Tarefas:
**1)** No trecho da entrevista com Ângelo, por quantas cirurgias ele passou há três anos?
**2)** Prolongue o trecho da entrevista com Ângelo a partir da última frase apresentada.

Há três anos você teve um problema grave de saúde quando ficou em coma e passou por 12 cirurgias. De onde tirou forças para superar tudo isso? Existe um novo Ângelo depois disso tudo? Quero acreditar que sim. Foi-me dada uma segunda oportunidade para viver e agora não faço tenções de desperdiçá-la. Confúcio dizia que temos duas vidas e que a segunda começa quando percebemos que só temos uma. Considerando que já desperdicei uma vida, posso determinar a qualidade da jornada que quero viver. O acidente ajudou a colocar as coisas no devido lugar, a entender a verdadeira importância das conexões reais, a perceber que não estamos aqui para sempre. Me ajudou na lembrança de que todos somos mortais e de que, um dia, todos deixaremos de respirar. Ao vislumbrar que tudo tem um prazo de validade, me torno automaticamente numa pessoa mais presente. E em tempos líquidos, onde nada é feito para durar, voltar do mundo dos mortos com alguma clarividência é um superpoder. Foi preciso que me tirassem a vida uma vez para viver a segunda com outro olhar. Só que desta vez, com um olhar diferente – um ‘olhar indiscreto’, talvez.

Segmento de dados:

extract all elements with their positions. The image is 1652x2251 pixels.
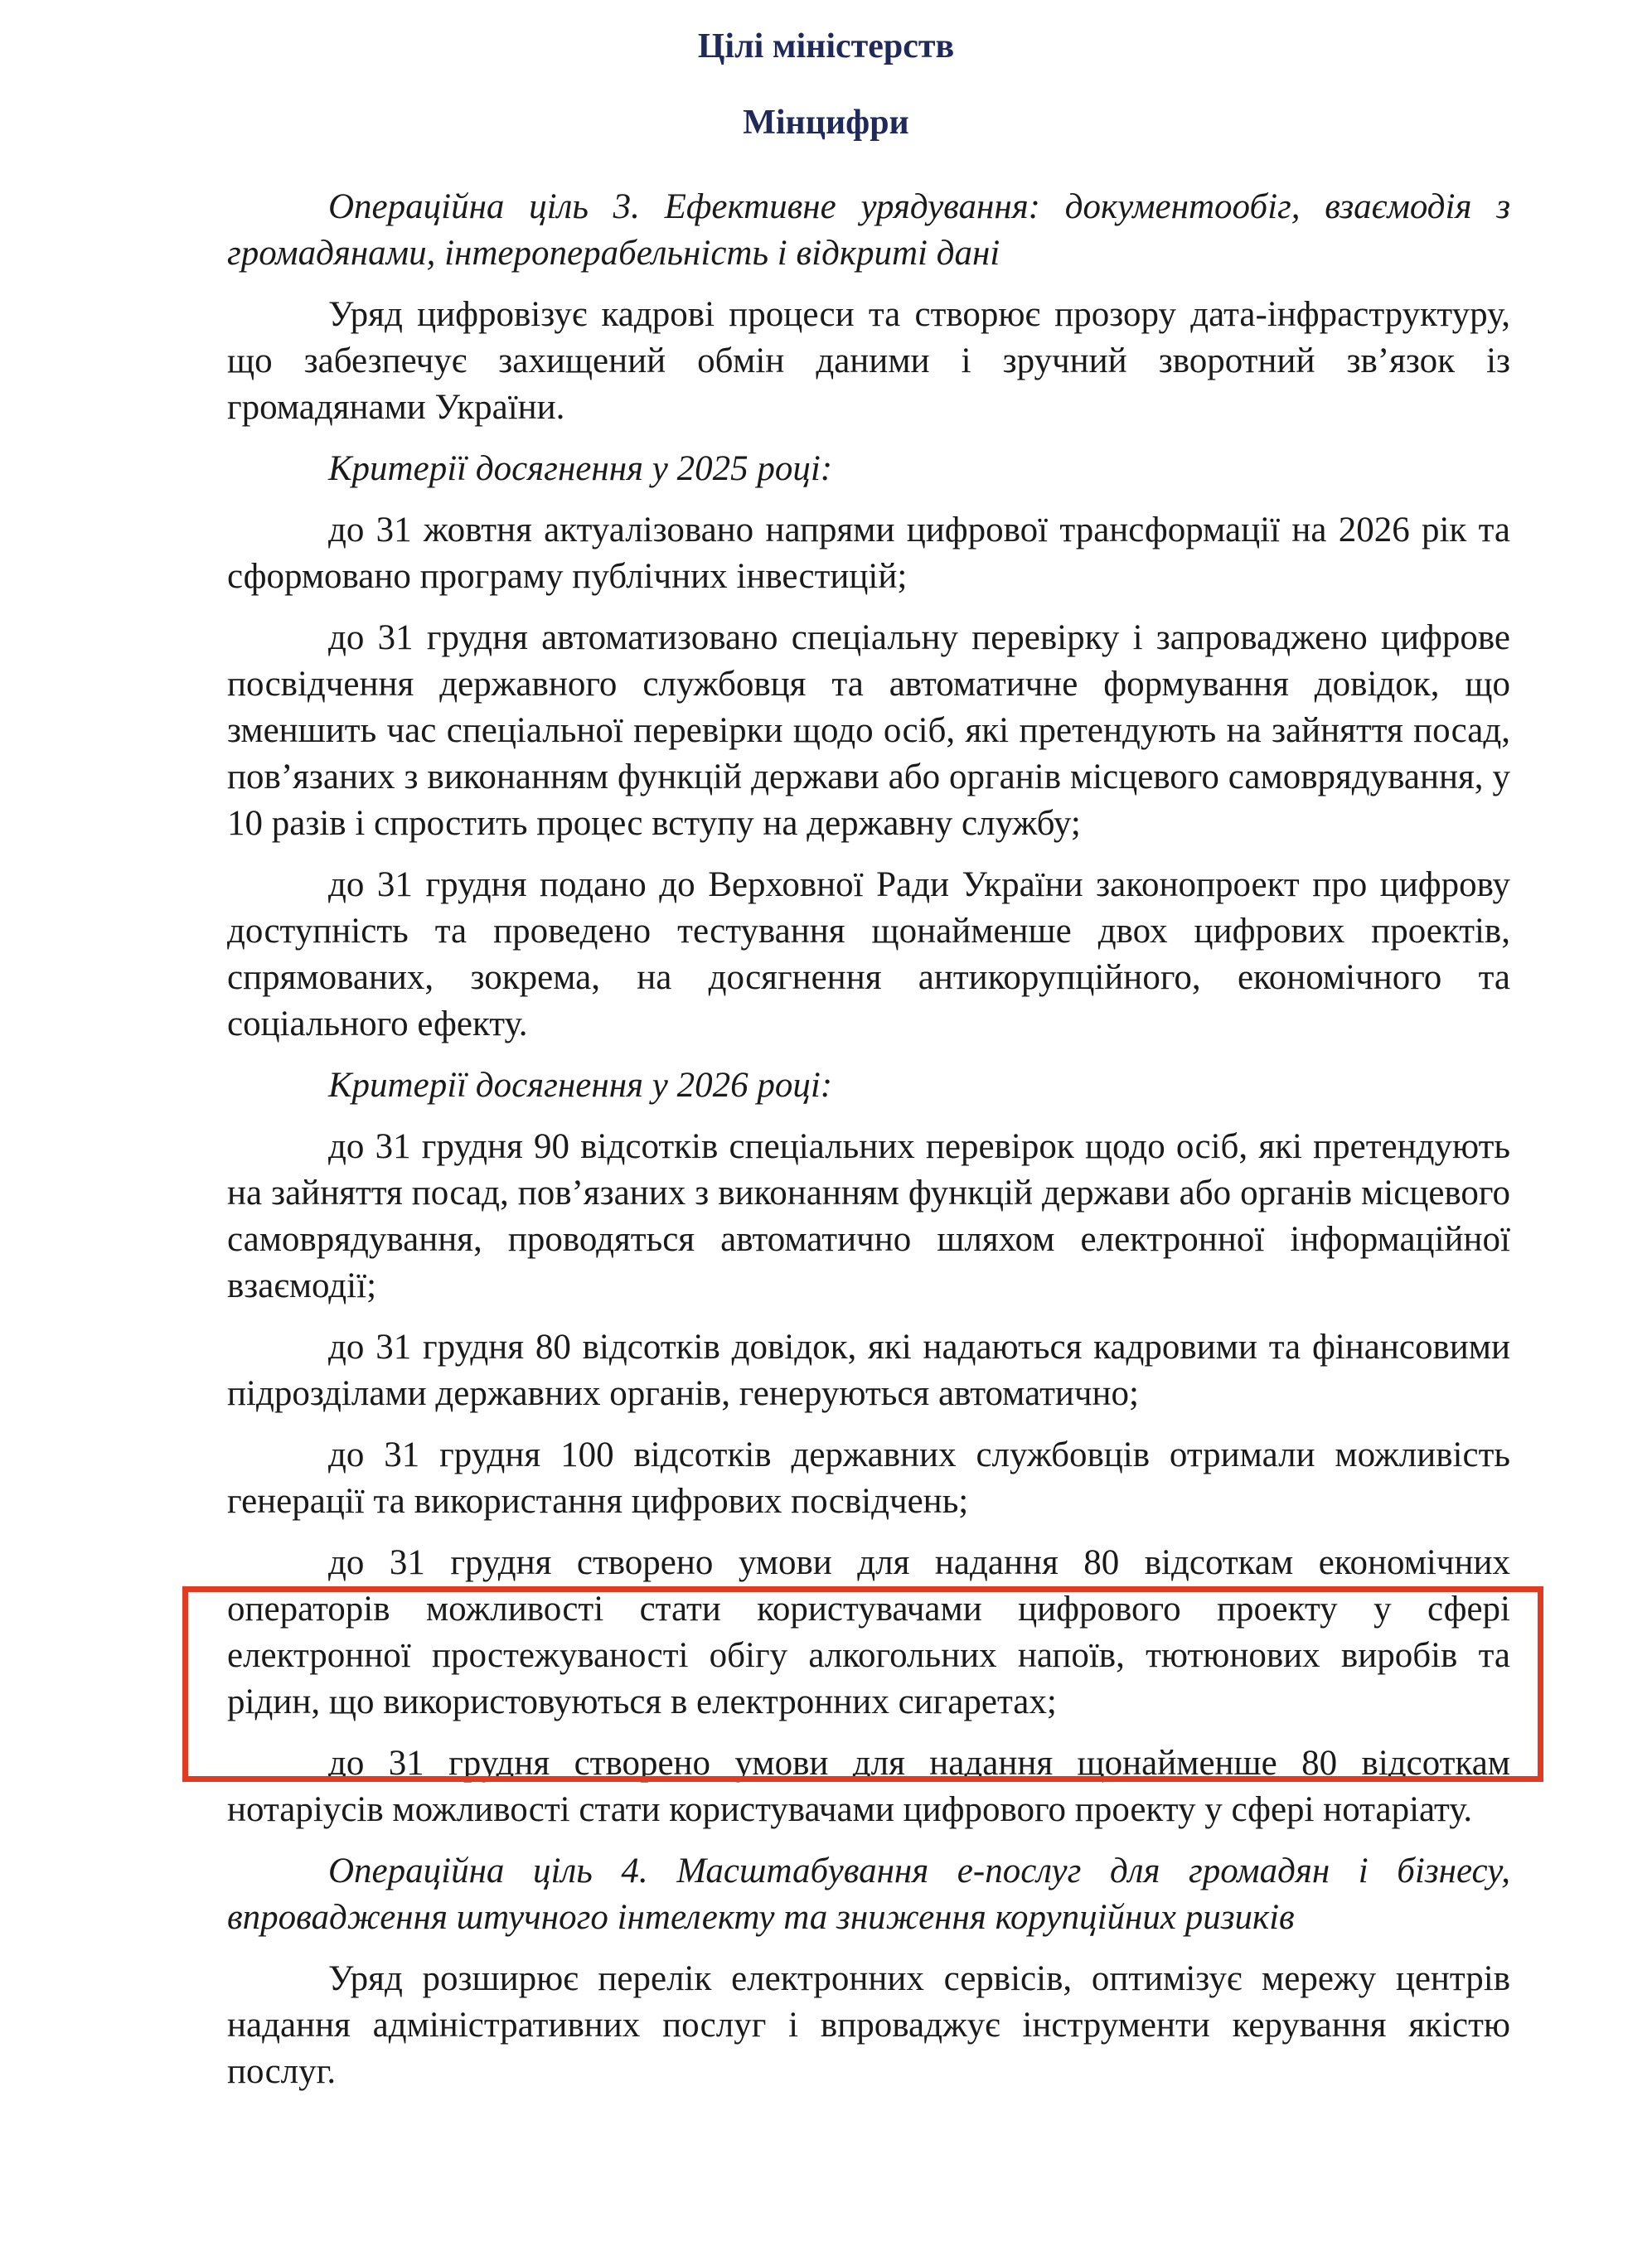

Respostas:
**1)** Ângelo passou por 12 cirurgias.

**2)**
Muita gente não sabe, mas em suas passagens pelo Brasil você já deu aulas de Teatro no Complexo Penitenciário de Bangu, Zona Oeste do Rio. De onde veio a iniciativa e o que representou pra você? Eu estava emprestado pela Escola Superior de Teatro e Cinema de Lisboa à UNIRIO, através de um programa de Mobilidade Internacional, uma espécie de parceria transatlântica que me levou a continuar os estudos na Cidade Maravilhosa. O trabalho que desenvolvi é uma experiência pedagógica que atua nos presídios do Rio de Janeiro até hoje. A finalidade era tão nobre quanto ambiciosa: levar o Teatro aos detentos do Complexo Penitenciário de Bangu. O intuito era formar pessoas capazes de segurar as rédeas de suas vidas, por intermédio de uma metodologia que ganhou reverberação mundial, o “Teatro do Oprimido”. É uma técnica criada por Augusto Boal que problematiza a cidadania com exercícios que espelham o universo das relações humanas. O método de Natália Fiche, a minha orientadora, segue as linhas da pesquisa desenvolvida pelo dramaturgo. Através de exercícios, o trabalho que desenvolvi ajuda na conscientização de jovens outrora rendidos à arte do banditismo.

Falando em ganhar o Mundo… em suas redes sociais você destaca muito suas aventuras internacionais. O que mais lhe instiga na hora de conhecer um novo destino? O novo, o desconhecido, o inexplorado. Encontro grande prazer em lugares que aparentam nunca terem sido tocados pelo ser humano. Tenho vontade de conhecer a complexidade do ser humano e de compreender a nossa natureza. As viagens são um trampolim para saciar essa obsessão.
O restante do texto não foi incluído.